--- Exercise input ---

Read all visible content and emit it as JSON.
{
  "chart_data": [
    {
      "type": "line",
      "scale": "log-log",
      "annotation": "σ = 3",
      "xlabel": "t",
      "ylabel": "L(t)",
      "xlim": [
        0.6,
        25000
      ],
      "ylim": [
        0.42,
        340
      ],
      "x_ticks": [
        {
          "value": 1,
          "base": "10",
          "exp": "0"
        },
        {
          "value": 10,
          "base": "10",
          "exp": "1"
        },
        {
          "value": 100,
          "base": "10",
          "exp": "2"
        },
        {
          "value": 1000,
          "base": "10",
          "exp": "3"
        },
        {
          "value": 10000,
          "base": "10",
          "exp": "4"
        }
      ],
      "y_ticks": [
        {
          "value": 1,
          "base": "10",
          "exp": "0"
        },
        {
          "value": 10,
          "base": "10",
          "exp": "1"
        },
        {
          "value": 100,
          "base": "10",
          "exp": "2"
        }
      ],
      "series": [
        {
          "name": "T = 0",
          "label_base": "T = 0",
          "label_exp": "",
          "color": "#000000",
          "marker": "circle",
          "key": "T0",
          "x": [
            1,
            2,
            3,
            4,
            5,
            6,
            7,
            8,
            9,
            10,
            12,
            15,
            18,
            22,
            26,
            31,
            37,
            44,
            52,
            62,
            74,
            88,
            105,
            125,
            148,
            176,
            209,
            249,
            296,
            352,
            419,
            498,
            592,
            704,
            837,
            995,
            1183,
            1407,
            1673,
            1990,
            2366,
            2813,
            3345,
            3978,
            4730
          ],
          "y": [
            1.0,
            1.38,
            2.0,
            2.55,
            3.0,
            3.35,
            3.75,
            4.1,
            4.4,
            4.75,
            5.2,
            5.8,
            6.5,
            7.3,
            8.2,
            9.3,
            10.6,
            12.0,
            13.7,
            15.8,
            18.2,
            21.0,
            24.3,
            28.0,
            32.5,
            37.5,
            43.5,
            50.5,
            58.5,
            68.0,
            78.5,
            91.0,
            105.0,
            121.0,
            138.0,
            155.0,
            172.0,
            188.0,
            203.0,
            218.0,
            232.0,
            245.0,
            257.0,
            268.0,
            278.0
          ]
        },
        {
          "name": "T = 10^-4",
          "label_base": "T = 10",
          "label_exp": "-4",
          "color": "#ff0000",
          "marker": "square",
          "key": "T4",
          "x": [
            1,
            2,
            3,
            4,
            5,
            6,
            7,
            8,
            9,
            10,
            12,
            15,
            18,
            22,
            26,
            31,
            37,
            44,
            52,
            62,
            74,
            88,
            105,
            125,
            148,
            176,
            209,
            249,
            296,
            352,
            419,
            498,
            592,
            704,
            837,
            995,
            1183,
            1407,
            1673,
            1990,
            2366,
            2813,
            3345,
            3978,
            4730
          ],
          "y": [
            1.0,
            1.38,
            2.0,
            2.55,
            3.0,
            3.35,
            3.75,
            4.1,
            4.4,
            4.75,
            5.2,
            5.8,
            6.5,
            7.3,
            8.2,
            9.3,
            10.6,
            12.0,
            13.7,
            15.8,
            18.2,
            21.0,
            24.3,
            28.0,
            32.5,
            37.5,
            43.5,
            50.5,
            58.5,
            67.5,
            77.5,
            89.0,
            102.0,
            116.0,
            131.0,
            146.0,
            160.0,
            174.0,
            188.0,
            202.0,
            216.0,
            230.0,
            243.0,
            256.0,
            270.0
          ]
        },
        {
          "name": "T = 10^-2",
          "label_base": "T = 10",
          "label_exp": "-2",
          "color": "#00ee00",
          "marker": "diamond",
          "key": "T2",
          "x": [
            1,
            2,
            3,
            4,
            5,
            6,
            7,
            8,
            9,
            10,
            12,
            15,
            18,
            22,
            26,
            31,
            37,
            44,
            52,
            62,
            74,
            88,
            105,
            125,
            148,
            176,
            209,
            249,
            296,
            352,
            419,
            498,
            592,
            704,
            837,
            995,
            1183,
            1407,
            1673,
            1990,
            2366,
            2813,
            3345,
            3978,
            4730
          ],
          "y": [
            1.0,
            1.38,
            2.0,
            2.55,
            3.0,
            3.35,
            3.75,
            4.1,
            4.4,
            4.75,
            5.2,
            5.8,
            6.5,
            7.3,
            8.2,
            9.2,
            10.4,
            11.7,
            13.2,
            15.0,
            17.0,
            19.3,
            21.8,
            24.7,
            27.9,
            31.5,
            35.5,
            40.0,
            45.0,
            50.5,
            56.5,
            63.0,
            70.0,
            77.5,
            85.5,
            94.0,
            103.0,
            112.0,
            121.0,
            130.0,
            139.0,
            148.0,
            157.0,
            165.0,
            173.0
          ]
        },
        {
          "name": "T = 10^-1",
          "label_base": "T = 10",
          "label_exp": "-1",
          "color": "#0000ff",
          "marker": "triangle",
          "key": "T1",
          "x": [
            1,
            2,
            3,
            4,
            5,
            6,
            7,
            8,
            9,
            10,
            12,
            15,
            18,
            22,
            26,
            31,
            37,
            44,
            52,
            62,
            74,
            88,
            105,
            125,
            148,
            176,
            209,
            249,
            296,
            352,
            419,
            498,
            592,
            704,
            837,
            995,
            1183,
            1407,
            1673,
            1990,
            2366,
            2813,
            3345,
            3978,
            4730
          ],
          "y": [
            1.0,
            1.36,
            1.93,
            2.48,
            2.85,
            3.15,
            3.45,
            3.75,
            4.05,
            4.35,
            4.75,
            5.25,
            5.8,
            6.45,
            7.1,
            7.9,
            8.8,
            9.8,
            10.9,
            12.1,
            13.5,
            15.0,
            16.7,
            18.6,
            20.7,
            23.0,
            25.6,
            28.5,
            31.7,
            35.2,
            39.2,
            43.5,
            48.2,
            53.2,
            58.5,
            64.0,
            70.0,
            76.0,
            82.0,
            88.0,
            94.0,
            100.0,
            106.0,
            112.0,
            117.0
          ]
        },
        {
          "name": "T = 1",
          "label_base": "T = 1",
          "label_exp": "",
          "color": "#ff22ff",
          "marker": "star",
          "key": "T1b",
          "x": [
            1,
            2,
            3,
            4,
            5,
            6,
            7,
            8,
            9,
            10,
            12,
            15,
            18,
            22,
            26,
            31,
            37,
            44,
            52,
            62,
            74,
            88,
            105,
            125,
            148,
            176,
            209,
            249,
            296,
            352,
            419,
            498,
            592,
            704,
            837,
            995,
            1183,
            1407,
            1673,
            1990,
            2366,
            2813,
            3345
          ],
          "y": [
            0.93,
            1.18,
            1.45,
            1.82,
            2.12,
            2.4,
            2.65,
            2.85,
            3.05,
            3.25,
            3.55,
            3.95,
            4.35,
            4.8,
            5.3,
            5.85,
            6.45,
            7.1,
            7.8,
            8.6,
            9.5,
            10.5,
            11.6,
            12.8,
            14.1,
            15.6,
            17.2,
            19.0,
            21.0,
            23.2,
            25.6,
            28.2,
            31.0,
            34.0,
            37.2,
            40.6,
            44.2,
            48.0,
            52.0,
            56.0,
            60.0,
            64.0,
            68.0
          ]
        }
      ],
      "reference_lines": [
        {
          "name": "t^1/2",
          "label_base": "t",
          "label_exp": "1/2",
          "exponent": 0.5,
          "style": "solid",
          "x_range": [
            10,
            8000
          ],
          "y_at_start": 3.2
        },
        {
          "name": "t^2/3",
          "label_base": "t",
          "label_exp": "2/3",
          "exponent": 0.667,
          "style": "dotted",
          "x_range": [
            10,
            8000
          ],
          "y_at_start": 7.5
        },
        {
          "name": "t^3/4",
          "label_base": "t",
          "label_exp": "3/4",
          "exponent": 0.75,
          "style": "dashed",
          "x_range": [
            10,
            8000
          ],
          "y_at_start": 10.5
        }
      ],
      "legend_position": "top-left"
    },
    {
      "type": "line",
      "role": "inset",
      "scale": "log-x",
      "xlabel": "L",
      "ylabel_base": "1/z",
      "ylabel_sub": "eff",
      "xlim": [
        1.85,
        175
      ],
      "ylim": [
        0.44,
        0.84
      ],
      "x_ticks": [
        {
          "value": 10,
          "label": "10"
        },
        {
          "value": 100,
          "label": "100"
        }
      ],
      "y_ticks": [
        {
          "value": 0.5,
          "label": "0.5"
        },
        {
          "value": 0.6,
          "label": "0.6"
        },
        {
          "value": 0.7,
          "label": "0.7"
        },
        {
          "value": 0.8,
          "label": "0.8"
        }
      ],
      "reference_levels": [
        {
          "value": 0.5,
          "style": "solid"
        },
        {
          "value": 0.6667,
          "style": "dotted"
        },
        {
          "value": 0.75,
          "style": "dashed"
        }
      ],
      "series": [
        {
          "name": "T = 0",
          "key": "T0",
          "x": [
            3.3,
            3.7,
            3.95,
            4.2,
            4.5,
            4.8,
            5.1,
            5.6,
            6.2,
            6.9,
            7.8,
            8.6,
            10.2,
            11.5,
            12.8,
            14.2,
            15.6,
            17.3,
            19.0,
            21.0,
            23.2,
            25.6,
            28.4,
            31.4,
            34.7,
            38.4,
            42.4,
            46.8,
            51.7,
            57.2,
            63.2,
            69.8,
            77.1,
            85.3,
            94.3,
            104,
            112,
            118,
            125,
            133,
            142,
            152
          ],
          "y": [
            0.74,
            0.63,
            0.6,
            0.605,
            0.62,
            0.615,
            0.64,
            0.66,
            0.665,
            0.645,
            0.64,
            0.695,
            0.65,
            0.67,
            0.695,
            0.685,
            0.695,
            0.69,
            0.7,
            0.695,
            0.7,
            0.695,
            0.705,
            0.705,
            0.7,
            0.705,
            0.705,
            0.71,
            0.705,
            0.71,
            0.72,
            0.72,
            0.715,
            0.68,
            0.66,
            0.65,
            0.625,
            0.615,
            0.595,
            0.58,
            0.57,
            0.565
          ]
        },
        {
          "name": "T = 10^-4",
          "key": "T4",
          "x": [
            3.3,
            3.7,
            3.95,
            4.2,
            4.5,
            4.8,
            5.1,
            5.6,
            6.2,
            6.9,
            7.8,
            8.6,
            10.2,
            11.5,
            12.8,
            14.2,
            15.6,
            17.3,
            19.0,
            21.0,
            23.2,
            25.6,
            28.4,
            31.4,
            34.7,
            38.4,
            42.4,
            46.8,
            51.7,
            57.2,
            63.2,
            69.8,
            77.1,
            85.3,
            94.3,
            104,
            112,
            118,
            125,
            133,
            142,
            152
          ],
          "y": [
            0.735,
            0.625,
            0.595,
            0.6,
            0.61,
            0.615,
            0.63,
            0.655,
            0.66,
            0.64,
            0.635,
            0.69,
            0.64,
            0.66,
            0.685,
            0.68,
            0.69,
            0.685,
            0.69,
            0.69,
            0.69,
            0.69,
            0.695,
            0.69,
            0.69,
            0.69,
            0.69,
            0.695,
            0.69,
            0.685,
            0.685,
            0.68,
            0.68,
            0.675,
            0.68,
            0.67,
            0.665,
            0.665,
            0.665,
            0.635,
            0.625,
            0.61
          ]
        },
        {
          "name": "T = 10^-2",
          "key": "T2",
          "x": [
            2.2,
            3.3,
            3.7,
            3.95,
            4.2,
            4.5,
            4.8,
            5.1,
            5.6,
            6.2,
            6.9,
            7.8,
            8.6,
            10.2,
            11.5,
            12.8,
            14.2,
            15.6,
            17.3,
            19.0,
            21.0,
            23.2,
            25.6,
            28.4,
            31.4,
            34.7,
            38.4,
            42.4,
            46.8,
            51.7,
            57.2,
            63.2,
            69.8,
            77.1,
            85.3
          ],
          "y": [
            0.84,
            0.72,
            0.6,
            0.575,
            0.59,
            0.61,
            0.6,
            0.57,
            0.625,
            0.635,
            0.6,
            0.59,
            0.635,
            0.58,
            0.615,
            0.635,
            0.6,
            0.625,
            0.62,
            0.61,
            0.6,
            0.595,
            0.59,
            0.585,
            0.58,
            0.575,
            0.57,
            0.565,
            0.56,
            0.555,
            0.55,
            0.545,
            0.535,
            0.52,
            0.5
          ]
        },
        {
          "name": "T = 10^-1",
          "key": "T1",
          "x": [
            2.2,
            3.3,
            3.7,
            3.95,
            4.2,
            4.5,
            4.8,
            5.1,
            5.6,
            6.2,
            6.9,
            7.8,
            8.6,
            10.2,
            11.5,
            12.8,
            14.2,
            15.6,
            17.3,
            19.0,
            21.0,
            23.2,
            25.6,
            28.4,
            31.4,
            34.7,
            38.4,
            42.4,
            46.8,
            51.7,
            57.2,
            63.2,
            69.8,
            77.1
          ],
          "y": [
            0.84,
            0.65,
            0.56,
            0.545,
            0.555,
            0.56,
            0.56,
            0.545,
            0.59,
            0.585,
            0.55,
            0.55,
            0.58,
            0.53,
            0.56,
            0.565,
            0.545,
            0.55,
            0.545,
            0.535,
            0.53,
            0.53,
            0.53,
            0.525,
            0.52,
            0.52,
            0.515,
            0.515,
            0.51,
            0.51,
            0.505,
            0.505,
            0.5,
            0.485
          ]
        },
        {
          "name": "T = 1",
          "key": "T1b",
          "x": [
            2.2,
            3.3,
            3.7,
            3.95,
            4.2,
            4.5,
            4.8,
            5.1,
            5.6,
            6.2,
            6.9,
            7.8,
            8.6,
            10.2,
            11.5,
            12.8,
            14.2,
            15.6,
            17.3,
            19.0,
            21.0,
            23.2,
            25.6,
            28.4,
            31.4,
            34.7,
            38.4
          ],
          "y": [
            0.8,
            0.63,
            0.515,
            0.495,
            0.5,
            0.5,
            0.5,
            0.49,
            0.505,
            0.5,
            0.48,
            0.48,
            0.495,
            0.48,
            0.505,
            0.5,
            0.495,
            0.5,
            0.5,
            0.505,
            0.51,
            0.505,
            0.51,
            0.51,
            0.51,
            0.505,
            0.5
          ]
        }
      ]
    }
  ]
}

---

Look over the listing above. Pick out and copy every line that includes "color".

▸ Expected answer
          "color": "#000000",
          "color": "#ff0000",
          "color": "#00ee00",
          "color": "#0000ff",
          "color": "#ff22ff",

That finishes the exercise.